(Entries shown begins)

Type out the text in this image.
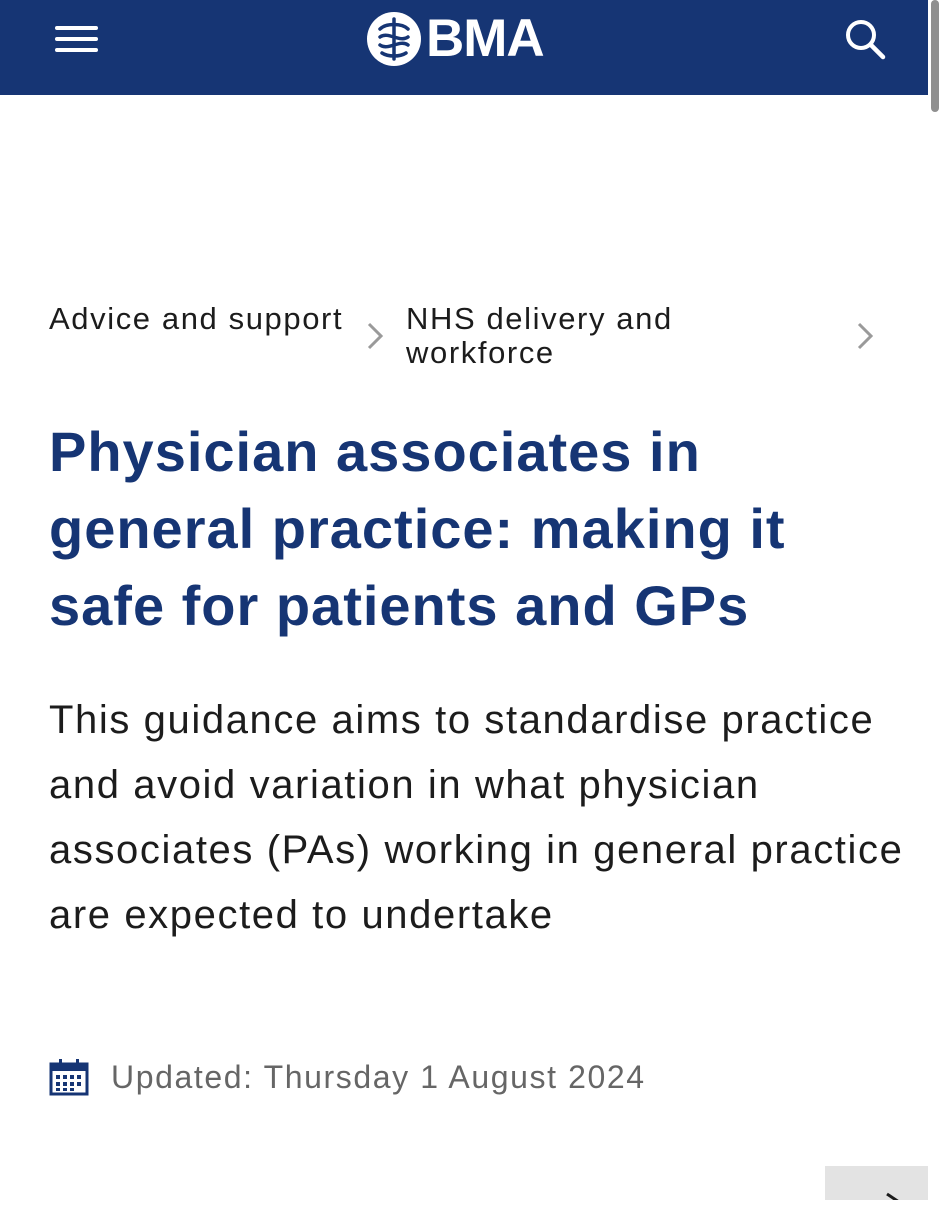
BMA
Advice and support NHS delivery and workforce
Physician associates in general practice: making it safe for patients and GPs

This guidance aims to standardise practice and avoid variation in what physician associates (PAs) working in general practice are expected to undertake

Updated: Thursday 1 August 2024
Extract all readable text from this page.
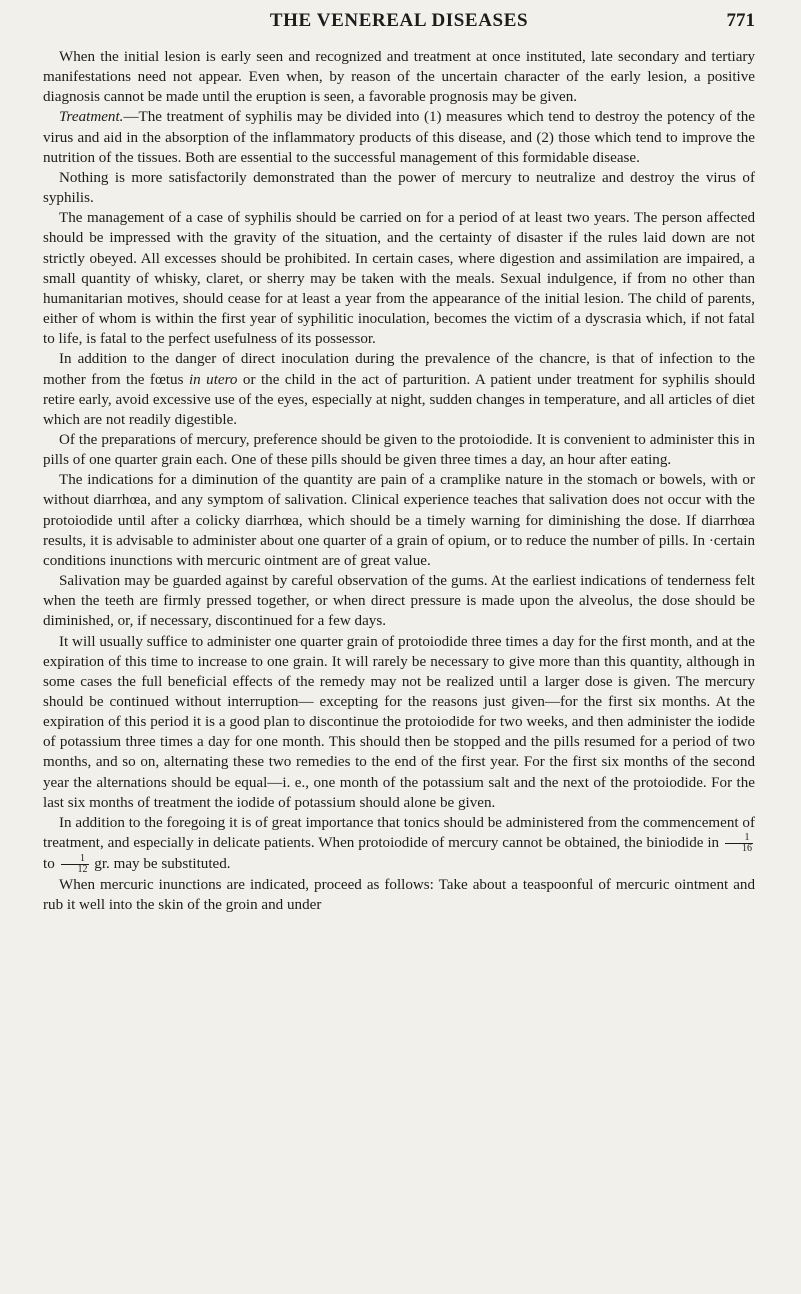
THE VENEREAL DISEASES	771

When the initial lesion is early seen and recognized and treatment at once instituted, late secondary and tertiary manifestations need not appear. Even when, by reason of the uncertain character of the early lesion, a positive diagnosis cannot be made until the eruption is seen, a favorable prognosis may be given.

Treatment.—The treatment of syphilis may be divided into (1) measures which tend to destroy the potency of the virus and aid in the absorption of the inflammatory products of this disease, and (2) those which tend to improve the nutrition of the tissues. Both are essential to the successful management of this formidable disease.

Nothing is more satisfactorily demonstrated than the power of mercury to neutralize and destroy the virus of syphilis.

The management of a case of syphilis should be carried on for a period of at least two years. The person affected should be impressed with the gravity of the situation, and the certainty of disaster if the rules laid down are not strictly obeyed. All excesses should be prohibited. In certain cases, where digestion and assimilation are impaired, a small quantity of whisky, claret, or sherry may be taken with the meals. Sexual indulgence, if from no other than humanitarian motives, should cease for at least a year from the appearance of the initial lesion. The child of parents, either of whom is within the first year of syphilitic inoculation, becomes the victim of a dyscrasia which, if not fatal to life, is fatal to the perfect usefulness of its possessor.

In addition to the danger of direct inoculation during the prevalence of the chancre, is that of infection to the mother from the fœtus in utero or the child in the act of parturition. A patient under treatment for syphilis should retire early, avoid excessive use of the eyes, especially at night, sudden changes in temperature, and all articles of diet which are not readily digestible.

Of the preparations of mercury, preference should be given to the protoiodide. It is convenient to administer this in pills of one quarter grain each. One of these pills should be given three times a day, an hour after eating.

The indications for a diminution of the quantity are pain of a cramplike nature in the stomach or bowels, with or without diarrhœa, and any symptom of salivation. Clinical experience teaches that salivation does not occur with the protoiodide until after a colicky diarrhœa, which should be a timely warning for diminishing the dose. If diarrhœa results, it is advisable to administer about one quarter of a grain of opium, or to reduce the number of pills. In ·certain conditions inunctions with mercuric ointment are of great value.

Salivation may be guarded against by careful observation of the gums. At the earliest indications of tenderness felt when the teeth are firmly pressed together, or when direct pressure is made upon the alveolus, the dose should be diminished, or, if necessary, discontinued for a few days.

It will usually suffice to administer one quarter grain of protoiodide three times a day for the first month, and at the expiration of this time to increase to one grain. It will rarely be necessary to give more than this quantity, although in some cases the full beneficial effects of the remedy may not be realized until a larger dose is given. The mercury should be continued without interruption— excepting for the reasons just given—for the first six months. At the expiration of this period it is a good plan to discontinue the protoiodide for two weeks, and then administer the iodide of potassium three times a day for one month. This should then be stopped and the pills resumed for a period of two months, and so on, alternating these two remedies to the end of the first year. For the first six months of the second year the alternations should be equal—i. e., one month of the potassium salt and the next of the protoiodide. For the last six months of treatment the iodide of potassium should alone be given.

In addition to the foregoing it is of great importance that tonics should be administered from the commencement of treatment, and especially in delicate patients. When protoiodide of mercury cannot be obtained, the biniodide in $\frac{1}{16}$
to $\frac{1}{12}$ gr. may be substituted.

When mercuric inunctions are indicated, proceed as follows: Take about a teaspoonful of mercuric ointment and rub it well into the skin of the groin and under
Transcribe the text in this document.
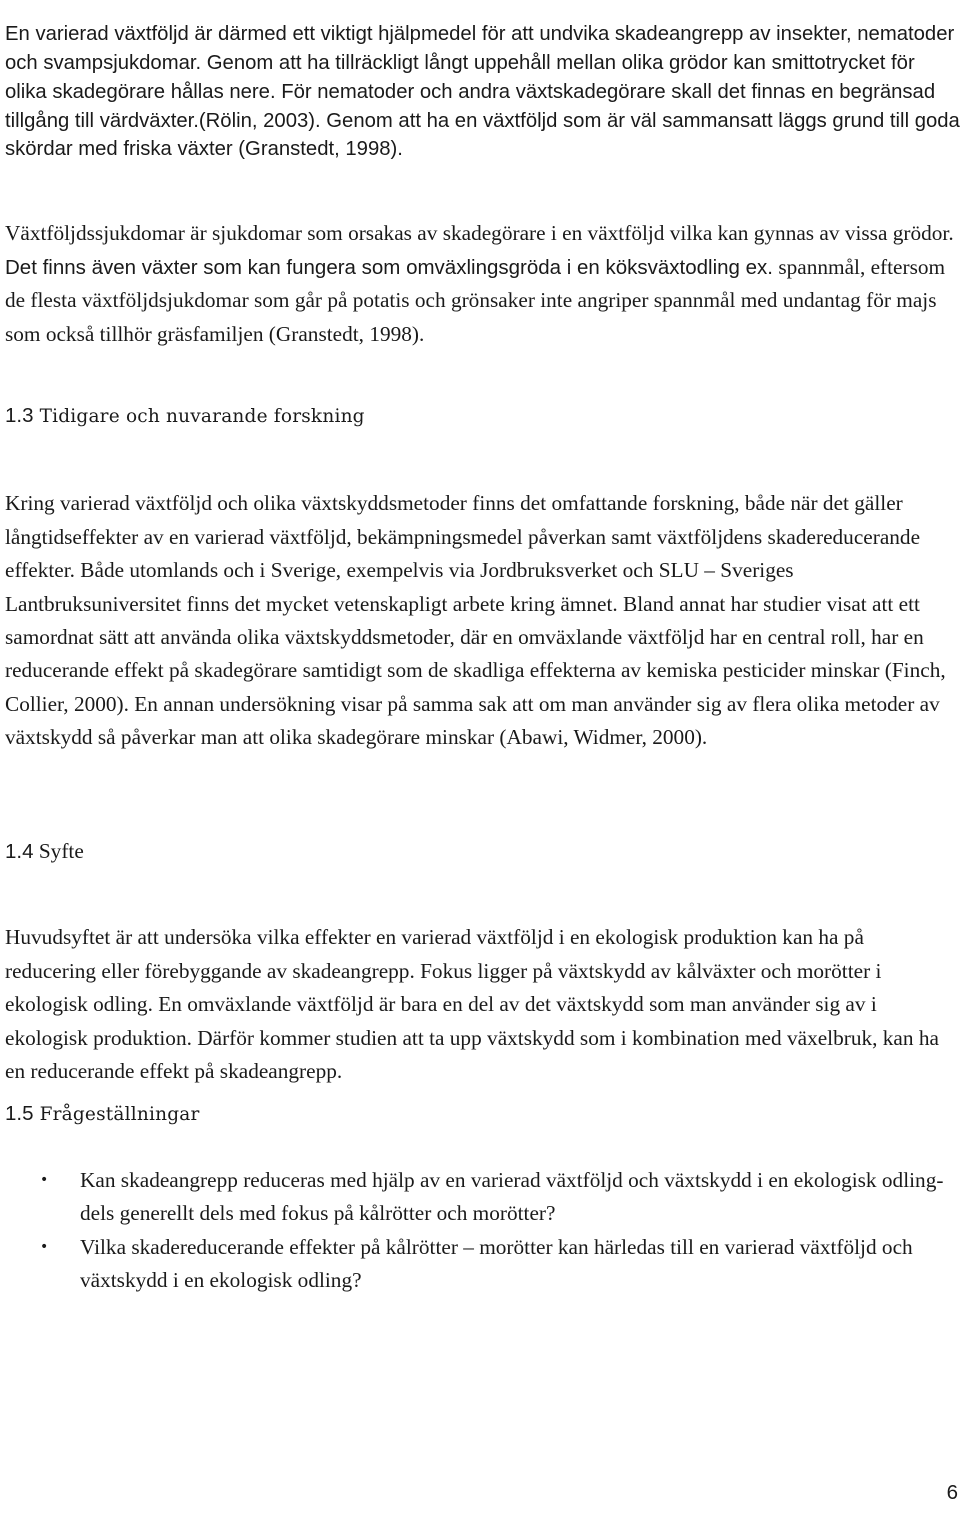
En varierad växtföljd är därmed ett viktigt hjälpmedel för att undvika skadeangrepp av insekter, nematoder och svampsjukdomar. Genom att ha tillräckligt långt uppehåll mellan olika grödor kan smittotrycket för olika skadegörare hållas nere. För nematoder och andra växtskadegörare skall det finnas en begränsad tillgång till värdväxter.(Rölin, 2003). Genom att ha en växtföljd som är väl sammansatt läggs grund till goda skördar med friska växter (Granstedt, 1998).

Växtföljdssjukdomar är sjukdomar som orsakas av skadegörare i en växtföljd vilka kan gynnas av vissa grödor. Det finns även växter som kan fungera som omväxlingsgröda i en köksväxtodling ex. spannmål, eftersom de flesta växtföljdsjukdomar som går på potatis och grönsaker inte angriper spannmål med undantag för majs som också tillhör gräsfamiljen (Granstedt, 1998).

1.3 Tidigare och nuvarande forskning

Kring varierad växtföljd och olika växtskyddsmetoder finns det omfattande forskning, både när det gäller långtidseffekter av en varierad växtföljd, bekämpningsmedel påverkan samt växtföljdens skadereducerande effekter. Både utomlands och i Sverige, exempelvis via Jordbruksverket och SLU – Sveriges Lantbruksuniversitet finns det mycket vetenskapligt arbete kring ämnet. Bland annat har studier visat att ett samordnat sätt att använda olika växtskyddsmetoder, där en omväxlande växtföljd har en central roll, har en reducerande effekt på skadegörare samtidigt som de skadliga effekterna av kemiska pesticider minskar (Finch, Collier, 2000). En annan undersökning visar på samma sak att om man använder sig av flera olika metoder av växtskydd så påverkar man att olika skadegörare minskar (Abawi, Widmer, 2000).

1.4 Syfte

Huvudsyftet är att undersöka vilka effekter en varierad växtföljd i en ekologisk produktion kan ha på reducering eller förebyggande av skadeangrepp. Fokus ligger på växtskydd av kålväxter och morötter i ekologisk odling. En omväxlande växtföljd är bara en del av det växtskydd som man använder sig av i ekologisk produktion. Därför kommer studien att ta upp växtskydd som i kombination med växelbruk, kan ha en reducerande effekt på skadeangrepp.

1.5 Frågeställningar
• Kan skadeangrepp reduceras med hjälp av en varierad växtföljd och växtskydd i en ekologisk odling- dels generellt dels med fokus på kålrötter och morötter?
• Vilka skadereducerande effekter på kålrötter – morötter kan härledas till en varierad växtföljd och växtskydd i en ekologisk odling?
6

(Entries shown ends)

=== Assigned task ===
The answer should be one number, the count of lines above that contain "patients".

=== Written solution ===
2